**Set problem:** Return the number of lines in which the word "Flow" appears; add nothing else.

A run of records
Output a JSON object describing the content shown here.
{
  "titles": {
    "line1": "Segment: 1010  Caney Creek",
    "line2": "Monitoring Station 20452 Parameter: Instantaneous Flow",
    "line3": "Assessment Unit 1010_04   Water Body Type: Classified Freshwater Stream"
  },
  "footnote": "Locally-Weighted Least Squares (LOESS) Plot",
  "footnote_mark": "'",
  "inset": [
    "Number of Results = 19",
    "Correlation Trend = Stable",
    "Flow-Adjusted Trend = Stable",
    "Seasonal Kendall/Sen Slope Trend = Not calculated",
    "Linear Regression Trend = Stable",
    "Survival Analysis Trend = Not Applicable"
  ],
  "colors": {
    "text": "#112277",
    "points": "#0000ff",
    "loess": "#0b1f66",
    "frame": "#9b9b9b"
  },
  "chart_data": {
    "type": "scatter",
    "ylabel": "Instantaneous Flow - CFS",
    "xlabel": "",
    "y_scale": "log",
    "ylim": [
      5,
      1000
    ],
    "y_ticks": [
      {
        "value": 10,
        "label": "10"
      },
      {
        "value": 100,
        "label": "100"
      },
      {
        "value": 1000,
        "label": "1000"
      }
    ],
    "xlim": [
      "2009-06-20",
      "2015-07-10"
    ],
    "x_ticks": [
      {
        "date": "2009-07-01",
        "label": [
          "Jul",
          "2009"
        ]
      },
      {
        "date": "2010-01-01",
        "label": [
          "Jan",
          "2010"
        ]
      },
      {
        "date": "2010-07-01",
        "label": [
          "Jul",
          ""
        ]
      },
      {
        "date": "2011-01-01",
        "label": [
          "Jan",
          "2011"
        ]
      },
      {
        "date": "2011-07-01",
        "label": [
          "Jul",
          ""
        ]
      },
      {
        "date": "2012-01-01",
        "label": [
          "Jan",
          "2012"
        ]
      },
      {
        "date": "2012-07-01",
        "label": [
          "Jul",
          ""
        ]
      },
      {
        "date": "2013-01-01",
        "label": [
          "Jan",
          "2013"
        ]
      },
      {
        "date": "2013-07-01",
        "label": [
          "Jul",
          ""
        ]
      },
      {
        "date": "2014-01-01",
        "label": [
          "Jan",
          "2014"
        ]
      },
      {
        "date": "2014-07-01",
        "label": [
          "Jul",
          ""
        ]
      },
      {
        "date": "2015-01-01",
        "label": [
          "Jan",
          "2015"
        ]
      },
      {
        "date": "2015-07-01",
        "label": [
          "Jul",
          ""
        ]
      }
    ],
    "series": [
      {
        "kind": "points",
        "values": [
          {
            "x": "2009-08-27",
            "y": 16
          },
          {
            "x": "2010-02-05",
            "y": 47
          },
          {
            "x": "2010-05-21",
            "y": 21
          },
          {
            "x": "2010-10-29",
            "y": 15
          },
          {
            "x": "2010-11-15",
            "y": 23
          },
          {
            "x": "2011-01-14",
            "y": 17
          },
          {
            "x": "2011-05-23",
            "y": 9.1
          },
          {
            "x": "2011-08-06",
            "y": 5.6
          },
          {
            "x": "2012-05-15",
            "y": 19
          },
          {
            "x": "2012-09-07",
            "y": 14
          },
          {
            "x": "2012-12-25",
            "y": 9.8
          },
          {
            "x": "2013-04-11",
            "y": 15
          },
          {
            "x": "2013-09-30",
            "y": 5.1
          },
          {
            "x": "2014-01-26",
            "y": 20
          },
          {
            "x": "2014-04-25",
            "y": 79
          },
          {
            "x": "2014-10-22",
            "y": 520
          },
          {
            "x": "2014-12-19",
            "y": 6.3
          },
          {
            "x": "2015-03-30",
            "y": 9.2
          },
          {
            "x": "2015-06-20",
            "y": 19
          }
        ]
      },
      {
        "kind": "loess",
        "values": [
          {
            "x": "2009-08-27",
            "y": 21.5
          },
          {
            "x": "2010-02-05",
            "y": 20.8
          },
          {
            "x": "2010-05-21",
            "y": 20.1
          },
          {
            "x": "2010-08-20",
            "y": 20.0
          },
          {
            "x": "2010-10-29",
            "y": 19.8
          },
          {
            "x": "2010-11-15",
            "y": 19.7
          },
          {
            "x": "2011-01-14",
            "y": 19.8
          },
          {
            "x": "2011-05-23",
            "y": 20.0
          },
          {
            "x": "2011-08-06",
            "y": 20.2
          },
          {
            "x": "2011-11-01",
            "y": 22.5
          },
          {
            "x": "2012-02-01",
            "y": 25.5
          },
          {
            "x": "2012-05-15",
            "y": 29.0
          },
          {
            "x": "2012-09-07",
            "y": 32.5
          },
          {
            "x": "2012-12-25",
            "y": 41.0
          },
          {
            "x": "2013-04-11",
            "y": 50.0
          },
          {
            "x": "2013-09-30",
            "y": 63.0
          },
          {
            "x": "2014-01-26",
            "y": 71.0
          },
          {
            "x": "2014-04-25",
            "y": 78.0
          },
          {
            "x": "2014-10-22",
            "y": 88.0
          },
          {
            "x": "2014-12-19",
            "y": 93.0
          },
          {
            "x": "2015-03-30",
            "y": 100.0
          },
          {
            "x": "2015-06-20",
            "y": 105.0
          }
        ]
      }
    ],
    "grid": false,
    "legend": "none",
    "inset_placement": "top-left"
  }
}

**Solved exercise:** 3